Work to do
Compute how many lines in the entries below contain "chevron", and output nothing but the number.

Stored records
|---|

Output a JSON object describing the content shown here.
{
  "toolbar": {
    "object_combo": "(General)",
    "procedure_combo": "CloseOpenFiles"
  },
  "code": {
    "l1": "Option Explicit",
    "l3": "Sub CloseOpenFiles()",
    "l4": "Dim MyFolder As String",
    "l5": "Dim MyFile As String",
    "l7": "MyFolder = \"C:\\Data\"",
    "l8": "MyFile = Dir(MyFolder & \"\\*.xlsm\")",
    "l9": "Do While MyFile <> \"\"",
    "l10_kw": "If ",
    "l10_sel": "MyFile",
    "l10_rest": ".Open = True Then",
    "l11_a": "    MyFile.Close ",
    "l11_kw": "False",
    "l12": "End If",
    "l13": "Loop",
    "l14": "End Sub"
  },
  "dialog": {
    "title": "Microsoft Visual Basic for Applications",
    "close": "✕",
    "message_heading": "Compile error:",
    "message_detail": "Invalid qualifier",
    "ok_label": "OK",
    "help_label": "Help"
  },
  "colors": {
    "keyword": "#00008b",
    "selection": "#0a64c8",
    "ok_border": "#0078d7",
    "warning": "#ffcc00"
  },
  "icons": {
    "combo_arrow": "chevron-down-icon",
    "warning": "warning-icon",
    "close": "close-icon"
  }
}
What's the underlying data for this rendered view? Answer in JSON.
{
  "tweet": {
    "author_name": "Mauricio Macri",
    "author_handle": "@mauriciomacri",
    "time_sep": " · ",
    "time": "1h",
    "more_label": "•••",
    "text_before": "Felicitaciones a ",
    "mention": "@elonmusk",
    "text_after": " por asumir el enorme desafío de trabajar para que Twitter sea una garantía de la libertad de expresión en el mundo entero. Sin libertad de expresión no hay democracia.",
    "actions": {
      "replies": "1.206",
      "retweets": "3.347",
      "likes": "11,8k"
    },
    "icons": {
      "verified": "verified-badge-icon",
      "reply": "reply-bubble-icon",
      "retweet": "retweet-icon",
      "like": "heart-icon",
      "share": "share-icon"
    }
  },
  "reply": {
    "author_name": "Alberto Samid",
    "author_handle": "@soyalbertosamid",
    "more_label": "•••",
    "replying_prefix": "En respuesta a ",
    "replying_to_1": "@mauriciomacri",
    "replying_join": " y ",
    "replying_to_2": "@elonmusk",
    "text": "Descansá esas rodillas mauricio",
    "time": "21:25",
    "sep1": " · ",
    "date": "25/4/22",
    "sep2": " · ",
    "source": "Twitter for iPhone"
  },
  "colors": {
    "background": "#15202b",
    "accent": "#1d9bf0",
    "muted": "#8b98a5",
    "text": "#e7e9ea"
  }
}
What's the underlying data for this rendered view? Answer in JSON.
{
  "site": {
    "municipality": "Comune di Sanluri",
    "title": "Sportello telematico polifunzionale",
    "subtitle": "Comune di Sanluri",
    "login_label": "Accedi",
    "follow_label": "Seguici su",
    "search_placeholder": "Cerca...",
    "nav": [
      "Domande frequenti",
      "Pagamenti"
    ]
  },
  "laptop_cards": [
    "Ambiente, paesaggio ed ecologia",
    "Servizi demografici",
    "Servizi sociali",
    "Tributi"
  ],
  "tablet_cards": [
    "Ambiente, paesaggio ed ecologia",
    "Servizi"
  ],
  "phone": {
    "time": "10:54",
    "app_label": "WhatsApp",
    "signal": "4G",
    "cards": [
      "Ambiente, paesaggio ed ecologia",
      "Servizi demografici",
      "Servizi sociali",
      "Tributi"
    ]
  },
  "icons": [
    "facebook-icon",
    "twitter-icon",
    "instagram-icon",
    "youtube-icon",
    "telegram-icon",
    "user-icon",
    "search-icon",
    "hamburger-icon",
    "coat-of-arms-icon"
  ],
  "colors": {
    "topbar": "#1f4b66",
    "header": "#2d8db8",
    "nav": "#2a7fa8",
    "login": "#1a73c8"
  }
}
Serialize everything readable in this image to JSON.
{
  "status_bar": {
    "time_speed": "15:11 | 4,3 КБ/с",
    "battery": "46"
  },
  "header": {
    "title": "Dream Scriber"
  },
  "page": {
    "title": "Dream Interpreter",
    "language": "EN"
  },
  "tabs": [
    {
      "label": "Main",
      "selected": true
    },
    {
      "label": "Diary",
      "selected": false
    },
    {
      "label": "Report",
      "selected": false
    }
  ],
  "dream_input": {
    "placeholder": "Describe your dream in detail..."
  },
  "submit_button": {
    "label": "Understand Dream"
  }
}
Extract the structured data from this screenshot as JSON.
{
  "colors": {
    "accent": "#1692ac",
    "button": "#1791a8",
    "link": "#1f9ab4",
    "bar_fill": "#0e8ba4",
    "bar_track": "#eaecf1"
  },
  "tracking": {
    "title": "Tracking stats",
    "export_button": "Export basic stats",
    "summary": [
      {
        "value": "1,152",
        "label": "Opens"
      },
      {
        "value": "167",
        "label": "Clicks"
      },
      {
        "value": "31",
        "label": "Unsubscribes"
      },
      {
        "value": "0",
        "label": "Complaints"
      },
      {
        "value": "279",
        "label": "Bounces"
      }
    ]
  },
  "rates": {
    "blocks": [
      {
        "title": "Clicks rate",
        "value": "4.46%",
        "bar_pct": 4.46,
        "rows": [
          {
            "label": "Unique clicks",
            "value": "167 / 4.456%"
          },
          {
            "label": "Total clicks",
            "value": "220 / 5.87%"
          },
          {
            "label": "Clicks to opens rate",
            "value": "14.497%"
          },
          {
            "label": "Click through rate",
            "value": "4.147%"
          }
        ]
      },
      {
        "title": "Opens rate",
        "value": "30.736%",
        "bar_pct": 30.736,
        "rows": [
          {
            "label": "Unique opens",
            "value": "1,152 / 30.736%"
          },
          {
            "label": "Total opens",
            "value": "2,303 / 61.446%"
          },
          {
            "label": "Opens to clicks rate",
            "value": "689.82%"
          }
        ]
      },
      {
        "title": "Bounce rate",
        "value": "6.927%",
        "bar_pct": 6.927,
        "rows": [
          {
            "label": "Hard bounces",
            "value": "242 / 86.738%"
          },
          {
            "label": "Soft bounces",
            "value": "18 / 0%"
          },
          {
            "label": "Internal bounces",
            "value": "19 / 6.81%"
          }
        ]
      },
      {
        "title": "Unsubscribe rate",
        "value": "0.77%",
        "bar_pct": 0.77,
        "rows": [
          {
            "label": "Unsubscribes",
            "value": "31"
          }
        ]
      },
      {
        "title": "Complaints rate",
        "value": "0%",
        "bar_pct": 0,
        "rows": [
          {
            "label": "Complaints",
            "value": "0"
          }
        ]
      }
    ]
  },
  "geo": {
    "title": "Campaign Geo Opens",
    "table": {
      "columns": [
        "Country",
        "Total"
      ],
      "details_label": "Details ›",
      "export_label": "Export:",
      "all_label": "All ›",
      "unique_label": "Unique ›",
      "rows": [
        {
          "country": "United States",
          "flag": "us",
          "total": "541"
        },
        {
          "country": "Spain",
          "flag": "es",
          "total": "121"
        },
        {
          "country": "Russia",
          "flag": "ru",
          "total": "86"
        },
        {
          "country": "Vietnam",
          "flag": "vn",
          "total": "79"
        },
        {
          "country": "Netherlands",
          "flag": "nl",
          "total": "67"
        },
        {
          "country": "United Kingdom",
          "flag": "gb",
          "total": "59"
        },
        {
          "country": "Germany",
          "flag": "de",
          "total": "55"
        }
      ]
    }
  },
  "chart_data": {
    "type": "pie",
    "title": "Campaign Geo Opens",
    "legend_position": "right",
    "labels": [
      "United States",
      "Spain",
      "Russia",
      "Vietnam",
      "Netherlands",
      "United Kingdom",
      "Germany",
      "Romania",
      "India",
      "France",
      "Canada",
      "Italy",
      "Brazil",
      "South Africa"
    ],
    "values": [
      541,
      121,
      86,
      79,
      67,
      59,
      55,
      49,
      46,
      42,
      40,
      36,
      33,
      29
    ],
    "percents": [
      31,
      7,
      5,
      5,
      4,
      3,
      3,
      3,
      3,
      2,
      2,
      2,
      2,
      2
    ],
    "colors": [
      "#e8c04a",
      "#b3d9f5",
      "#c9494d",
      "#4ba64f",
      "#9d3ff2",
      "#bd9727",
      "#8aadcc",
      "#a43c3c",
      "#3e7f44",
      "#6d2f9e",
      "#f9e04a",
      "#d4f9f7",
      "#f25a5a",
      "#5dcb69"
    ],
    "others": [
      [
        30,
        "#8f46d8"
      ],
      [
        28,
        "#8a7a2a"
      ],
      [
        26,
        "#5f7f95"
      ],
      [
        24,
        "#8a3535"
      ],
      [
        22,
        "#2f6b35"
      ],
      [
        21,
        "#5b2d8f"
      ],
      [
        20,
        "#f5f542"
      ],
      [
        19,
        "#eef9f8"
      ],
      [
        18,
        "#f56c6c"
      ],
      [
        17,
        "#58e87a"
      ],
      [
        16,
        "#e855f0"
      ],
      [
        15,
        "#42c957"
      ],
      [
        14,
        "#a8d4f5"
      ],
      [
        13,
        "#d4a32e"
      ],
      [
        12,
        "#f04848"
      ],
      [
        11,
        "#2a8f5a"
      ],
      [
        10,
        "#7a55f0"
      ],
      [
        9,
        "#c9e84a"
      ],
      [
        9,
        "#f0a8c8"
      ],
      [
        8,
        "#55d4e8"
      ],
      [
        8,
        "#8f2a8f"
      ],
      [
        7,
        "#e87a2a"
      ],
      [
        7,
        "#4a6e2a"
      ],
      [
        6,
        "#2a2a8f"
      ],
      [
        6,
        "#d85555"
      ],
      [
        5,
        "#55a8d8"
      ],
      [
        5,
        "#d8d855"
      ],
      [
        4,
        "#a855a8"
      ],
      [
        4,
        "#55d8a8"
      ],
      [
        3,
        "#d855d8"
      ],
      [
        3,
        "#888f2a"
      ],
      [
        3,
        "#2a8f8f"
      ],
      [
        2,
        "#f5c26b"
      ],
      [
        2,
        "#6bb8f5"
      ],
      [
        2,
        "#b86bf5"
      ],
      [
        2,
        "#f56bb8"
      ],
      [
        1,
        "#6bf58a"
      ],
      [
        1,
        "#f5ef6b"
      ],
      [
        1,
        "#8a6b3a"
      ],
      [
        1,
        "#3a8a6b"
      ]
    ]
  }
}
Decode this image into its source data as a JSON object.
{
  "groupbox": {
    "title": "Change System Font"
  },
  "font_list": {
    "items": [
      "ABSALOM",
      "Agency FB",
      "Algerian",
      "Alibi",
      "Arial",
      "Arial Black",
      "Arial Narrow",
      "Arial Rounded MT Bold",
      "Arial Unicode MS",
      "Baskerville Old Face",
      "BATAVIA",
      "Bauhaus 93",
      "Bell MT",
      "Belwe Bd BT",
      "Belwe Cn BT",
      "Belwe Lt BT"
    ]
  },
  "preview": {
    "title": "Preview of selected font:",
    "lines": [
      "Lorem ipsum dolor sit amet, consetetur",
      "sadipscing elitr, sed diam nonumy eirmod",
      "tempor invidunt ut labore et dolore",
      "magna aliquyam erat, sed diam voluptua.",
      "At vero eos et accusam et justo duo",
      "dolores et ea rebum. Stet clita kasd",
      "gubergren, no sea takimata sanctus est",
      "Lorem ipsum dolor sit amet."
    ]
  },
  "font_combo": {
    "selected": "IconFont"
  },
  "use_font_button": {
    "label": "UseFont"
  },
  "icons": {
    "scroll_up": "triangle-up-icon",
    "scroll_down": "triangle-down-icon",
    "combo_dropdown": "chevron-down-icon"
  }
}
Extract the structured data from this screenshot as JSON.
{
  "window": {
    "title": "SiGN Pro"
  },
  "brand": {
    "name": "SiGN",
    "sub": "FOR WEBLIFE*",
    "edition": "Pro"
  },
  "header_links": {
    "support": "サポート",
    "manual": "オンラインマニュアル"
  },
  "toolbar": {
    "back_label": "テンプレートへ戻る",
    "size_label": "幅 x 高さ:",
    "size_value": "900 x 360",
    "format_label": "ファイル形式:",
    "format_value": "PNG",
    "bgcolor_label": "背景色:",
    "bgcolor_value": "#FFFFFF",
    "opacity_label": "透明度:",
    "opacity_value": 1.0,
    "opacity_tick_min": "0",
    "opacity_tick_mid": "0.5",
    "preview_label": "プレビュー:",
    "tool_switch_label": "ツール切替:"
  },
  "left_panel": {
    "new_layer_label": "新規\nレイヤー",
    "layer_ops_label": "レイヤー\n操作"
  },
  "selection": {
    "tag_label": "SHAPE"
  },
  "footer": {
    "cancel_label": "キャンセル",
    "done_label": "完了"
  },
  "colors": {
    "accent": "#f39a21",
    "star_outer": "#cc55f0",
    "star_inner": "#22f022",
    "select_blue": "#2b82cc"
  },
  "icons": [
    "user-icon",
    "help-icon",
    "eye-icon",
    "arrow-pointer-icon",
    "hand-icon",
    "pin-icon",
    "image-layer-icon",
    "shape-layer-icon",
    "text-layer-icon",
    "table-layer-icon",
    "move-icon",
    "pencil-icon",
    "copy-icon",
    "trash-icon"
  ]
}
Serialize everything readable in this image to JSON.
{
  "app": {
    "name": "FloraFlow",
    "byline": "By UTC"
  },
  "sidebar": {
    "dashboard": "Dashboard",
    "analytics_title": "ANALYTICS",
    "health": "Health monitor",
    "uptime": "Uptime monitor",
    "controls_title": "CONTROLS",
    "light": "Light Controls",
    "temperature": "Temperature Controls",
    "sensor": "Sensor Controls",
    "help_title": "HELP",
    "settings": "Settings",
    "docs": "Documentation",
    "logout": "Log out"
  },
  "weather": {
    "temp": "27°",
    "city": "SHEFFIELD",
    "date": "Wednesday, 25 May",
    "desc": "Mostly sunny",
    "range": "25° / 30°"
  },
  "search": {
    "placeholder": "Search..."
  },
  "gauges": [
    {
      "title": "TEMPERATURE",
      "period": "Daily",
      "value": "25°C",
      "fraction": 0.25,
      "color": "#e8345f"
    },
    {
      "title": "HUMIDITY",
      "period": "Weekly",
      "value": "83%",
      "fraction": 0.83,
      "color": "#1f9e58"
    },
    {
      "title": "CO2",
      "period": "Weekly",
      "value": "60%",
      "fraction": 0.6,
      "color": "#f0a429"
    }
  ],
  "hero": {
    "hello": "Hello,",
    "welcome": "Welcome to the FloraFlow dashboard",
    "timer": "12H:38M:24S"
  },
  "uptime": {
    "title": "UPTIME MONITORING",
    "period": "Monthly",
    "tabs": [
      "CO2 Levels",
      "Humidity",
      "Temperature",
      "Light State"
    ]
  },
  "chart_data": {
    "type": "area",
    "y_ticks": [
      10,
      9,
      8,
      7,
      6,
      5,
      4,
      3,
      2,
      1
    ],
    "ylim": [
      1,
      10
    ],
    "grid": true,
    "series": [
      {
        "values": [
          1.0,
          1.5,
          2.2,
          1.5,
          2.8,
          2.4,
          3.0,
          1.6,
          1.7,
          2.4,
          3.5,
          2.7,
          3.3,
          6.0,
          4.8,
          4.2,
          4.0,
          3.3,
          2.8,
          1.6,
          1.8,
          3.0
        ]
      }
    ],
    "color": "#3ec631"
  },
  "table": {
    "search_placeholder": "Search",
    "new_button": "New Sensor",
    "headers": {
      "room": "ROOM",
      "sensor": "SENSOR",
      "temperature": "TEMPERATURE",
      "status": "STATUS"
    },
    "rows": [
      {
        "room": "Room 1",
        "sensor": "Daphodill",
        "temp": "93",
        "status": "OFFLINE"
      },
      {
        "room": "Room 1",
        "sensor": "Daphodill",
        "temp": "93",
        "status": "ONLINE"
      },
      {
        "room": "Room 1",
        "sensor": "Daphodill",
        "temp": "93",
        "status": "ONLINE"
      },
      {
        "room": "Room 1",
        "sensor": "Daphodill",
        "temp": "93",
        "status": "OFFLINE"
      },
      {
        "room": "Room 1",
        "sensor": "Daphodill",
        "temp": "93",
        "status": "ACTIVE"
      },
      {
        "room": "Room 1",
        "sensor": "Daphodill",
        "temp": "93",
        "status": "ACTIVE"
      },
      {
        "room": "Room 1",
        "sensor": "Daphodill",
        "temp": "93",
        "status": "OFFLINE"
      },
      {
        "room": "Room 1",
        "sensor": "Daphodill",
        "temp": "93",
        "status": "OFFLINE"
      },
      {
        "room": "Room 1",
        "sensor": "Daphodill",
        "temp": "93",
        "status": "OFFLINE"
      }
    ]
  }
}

|---|

Answer below
2